::: Given data

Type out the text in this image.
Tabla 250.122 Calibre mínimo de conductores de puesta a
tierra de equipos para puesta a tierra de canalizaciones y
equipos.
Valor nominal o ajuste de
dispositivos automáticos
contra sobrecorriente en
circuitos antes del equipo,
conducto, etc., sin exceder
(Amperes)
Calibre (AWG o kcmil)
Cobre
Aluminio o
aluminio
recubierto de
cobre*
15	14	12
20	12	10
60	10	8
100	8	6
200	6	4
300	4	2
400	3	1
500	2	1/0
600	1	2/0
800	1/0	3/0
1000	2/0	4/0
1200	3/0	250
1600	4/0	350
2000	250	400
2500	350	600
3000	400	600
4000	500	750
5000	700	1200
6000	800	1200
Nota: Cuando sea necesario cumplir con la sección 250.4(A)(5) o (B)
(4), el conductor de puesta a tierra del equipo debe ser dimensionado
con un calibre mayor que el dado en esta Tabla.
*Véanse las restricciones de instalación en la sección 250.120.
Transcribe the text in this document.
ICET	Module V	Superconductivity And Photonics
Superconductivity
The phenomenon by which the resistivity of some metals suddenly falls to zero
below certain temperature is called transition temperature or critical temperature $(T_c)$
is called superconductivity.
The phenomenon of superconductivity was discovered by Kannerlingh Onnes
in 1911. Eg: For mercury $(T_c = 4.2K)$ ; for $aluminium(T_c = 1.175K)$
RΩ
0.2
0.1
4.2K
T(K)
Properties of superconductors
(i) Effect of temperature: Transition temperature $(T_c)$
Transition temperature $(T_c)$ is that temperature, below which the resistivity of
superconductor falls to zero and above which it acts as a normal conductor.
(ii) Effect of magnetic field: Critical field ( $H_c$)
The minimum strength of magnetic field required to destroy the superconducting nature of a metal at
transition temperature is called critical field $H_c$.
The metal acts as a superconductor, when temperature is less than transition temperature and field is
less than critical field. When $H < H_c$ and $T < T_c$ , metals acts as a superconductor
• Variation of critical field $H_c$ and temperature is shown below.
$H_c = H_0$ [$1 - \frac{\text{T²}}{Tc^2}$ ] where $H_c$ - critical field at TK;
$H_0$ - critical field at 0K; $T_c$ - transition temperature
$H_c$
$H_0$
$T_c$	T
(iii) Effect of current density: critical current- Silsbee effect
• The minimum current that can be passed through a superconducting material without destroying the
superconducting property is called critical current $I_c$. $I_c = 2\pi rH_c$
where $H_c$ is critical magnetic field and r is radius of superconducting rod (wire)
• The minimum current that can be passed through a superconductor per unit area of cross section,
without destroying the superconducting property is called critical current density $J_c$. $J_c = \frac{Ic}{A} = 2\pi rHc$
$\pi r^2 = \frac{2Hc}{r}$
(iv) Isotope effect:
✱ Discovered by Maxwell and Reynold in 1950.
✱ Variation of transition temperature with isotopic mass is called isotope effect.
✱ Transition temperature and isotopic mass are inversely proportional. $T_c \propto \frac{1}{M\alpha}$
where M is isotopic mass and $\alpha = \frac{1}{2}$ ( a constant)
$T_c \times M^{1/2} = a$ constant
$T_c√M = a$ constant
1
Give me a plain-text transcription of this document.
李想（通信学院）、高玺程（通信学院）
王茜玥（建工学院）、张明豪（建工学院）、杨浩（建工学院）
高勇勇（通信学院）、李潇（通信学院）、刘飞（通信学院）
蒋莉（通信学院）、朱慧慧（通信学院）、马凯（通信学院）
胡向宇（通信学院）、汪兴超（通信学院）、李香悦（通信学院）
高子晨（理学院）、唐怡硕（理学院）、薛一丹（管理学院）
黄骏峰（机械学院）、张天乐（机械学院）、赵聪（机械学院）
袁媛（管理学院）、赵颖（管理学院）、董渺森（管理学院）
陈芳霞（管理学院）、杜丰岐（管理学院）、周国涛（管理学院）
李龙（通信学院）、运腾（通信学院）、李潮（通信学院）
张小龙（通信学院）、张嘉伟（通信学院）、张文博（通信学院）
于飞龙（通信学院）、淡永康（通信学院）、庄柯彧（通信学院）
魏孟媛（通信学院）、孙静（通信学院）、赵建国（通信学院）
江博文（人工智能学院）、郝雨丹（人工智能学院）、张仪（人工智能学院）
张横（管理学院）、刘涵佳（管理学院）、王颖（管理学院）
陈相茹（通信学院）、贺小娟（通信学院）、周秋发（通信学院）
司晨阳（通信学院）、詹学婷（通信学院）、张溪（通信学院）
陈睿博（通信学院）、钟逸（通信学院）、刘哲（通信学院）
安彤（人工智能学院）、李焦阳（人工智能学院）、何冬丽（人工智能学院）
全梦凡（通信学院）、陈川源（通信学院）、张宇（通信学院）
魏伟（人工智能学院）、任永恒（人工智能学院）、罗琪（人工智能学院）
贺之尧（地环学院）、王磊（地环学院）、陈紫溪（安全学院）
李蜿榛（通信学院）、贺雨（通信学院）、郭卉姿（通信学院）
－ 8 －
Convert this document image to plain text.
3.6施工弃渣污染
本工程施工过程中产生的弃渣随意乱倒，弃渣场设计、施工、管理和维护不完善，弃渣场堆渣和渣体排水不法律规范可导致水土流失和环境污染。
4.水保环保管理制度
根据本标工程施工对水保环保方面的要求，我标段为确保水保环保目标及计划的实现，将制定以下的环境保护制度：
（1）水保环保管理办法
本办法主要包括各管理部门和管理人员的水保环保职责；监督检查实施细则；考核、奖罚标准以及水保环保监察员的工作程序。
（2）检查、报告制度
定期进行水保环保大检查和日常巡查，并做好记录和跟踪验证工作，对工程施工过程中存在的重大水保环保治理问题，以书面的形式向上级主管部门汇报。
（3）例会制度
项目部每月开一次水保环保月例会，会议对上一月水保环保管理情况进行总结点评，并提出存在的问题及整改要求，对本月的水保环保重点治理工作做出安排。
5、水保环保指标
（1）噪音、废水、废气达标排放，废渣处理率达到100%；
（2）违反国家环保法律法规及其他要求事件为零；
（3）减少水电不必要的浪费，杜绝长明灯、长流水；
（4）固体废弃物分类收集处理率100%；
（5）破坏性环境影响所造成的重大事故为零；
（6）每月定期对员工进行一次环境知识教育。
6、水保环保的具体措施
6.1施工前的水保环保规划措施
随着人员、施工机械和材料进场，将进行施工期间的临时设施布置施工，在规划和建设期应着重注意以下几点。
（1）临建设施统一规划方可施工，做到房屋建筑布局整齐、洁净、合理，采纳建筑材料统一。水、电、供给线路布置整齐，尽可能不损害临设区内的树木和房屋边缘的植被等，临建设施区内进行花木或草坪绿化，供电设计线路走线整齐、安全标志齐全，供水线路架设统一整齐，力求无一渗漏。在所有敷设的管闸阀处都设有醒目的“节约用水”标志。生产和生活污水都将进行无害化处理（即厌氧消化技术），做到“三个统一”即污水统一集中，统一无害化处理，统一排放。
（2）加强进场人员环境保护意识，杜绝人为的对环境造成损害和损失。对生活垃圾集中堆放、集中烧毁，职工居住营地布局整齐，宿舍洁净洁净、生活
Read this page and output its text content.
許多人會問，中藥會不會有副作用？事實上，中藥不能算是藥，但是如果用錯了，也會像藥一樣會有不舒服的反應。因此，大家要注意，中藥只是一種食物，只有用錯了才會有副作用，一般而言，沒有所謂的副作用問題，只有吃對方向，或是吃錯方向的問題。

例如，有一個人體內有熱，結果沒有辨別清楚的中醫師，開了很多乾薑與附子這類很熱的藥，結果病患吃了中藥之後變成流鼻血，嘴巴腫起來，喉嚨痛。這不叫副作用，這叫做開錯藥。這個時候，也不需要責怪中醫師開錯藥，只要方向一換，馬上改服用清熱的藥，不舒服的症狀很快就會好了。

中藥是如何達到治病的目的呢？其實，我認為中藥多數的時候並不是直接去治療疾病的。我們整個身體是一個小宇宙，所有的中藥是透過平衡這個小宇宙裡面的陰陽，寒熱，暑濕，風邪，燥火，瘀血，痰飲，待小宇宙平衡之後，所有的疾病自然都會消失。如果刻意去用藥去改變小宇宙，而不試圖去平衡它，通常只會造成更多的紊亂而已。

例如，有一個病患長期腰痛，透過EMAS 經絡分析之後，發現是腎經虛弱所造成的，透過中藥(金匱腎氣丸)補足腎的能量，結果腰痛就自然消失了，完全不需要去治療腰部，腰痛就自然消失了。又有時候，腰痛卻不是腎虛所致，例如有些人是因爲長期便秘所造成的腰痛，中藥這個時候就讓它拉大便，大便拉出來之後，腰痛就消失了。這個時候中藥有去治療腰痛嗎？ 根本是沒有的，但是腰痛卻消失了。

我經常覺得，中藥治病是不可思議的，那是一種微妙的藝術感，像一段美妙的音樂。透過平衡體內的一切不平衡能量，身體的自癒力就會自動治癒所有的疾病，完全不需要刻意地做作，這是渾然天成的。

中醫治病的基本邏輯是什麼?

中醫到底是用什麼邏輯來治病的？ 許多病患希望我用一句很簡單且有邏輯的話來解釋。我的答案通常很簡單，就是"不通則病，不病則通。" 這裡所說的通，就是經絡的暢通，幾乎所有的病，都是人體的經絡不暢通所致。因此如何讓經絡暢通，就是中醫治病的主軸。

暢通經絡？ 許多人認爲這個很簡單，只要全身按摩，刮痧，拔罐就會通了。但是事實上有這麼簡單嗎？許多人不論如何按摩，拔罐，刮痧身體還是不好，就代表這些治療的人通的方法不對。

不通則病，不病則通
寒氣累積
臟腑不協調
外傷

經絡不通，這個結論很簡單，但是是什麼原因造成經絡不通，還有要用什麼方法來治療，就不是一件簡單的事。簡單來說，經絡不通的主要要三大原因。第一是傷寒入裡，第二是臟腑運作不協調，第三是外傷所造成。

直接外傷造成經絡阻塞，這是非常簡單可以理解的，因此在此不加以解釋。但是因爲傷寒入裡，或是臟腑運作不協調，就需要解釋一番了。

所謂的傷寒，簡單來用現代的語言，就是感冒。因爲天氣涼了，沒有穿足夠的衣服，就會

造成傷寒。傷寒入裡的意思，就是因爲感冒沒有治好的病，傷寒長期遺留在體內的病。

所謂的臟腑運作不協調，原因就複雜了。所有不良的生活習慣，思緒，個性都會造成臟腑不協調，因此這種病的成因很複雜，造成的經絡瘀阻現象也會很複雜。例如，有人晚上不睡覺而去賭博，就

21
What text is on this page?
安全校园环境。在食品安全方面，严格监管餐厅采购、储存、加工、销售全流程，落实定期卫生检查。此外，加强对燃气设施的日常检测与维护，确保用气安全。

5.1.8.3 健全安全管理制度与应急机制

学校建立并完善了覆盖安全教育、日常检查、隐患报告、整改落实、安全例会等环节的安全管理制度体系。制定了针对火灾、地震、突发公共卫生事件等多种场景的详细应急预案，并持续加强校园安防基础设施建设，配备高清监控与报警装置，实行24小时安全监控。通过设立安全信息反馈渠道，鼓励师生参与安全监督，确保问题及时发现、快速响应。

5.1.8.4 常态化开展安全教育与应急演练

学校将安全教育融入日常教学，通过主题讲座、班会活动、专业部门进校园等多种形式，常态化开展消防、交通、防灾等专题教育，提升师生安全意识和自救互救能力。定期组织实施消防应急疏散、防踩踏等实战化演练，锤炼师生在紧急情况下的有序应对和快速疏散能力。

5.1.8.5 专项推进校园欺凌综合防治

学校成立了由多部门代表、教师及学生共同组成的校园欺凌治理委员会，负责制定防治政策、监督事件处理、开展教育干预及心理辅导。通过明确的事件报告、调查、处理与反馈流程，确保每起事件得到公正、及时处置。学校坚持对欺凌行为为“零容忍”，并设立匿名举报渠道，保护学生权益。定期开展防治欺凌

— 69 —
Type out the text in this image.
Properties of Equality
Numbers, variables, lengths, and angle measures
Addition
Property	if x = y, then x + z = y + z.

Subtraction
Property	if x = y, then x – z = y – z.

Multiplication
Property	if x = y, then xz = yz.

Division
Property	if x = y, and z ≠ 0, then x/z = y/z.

::::::

= Description of the task =
Copy all lines from the entries that contain the word "constant".

= Written response =
where M is isotopic mass and $\alpha = \frac{1}{2}$ ( a constant)
$T_c \times M^{1/2} = a$ constant
$T_c√M = a$ constant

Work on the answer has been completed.